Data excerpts
+---+

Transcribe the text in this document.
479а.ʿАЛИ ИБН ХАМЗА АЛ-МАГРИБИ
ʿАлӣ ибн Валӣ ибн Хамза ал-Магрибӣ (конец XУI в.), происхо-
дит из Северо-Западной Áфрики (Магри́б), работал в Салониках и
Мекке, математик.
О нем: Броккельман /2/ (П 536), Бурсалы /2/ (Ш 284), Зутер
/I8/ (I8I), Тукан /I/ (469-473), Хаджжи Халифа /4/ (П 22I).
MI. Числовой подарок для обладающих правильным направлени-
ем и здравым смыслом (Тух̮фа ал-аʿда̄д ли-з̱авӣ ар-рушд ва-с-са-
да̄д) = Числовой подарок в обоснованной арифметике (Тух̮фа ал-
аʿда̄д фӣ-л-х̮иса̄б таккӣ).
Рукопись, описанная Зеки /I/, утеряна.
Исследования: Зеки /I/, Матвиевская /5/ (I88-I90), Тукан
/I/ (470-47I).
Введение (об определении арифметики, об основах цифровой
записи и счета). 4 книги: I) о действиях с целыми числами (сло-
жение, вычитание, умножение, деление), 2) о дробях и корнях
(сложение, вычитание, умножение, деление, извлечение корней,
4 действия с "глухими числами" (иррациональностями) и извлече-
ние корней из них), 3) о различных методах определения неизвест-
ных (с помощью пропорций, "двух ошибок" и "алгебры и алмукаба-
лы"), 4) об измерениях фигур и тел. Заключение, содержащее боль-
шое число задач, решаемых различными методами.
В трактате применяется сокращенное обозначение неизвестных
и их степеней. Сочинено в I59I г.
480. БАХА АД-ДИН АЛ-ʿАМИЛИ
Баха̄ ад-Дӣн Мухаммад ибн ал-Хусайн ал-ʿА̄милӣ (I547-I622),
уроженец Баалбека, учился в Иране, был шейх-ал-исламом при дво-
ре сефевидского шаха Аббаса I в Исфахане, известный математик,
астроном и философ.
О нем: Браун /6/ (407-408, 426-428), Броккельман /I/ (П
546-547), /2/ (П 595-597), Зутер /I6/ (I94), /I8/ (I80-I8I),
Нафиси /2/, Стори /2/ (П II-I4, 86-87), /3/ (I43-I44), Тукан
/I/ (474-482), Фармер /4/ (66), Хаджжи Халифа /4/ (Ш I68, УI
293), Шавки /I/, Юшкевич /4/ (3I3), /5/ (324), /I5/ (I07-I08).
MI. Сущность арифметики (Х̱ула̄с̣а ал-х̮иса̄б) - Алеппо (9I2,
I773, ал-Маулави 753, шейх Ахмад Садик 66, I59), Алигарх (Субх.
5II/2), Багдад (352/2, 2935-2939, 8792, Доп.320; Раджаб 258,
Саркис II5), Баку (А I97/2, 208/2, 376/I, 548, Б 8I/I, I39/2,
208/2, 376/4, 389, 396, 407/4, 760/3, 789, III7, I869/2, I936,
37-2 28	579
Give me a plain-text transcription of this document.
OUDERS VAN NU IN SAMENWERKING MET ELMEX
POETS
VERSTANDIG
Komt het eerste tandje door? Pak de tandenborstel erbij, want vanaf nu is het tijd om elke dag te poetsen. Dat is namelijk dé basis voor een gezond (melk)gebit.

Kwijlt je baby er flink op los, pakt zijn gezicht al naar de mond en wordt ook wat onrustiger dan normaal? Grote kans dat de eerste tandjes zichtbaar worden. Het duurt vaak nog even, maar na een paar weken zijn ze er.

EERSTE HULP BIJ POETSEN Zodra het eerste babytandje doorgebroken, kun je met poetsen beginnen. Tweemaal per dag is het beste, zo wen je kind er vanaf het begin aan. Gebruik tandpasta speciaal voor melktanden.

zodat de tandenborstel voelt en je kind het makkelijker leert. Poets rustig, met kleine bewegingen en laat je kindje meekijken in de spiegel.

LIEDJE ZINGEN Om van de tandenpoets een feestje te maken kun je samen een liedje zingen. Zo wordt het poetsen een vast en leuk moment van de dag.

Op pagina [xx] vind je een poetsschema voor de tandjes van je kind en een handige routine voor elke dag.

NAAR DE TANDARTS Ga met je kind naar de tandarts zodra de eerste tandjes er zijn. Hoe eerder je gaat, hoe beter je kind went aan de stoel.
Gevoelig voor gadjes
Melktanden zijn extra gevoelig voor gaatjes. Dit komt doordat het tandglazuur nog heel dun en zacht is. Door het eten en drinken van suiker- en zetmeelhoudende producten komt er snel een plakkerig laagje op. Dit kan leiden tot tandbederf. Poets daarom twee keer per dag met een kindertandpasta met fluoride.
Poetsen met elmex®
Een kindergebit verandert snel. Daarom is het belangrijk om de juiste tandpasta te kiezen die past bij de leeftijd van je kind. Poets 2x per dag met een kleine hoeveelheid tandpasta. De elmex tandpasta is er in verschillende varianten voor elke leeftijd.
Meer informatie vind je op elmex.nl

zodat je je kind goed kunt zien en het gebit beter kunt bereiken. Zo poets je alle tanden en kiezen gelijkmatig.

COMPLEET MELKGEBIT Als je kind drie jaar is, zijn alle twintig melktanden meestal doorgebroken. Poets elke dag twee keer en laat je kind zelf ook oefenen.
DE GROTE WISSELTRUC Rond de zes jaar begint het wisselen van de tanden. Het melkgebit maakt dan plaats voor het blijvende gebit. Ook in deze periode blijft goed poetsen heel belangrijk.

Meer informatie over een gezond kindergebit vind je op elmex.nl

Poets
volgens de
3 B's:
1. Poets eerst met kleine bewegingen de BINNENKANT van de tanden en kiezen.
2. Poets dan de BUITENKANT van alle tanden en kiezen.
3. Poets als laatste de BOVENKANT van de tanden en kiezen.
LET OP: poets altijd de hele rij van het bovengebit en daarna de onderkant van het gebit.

+---+

■ Required work: Show the lines of the material that contain the word "Meer".

■ Exercise answer:
Meer informatie vind je op elmex.nl
Meer informatie over een gezond kindergebit vind je op elmex.nl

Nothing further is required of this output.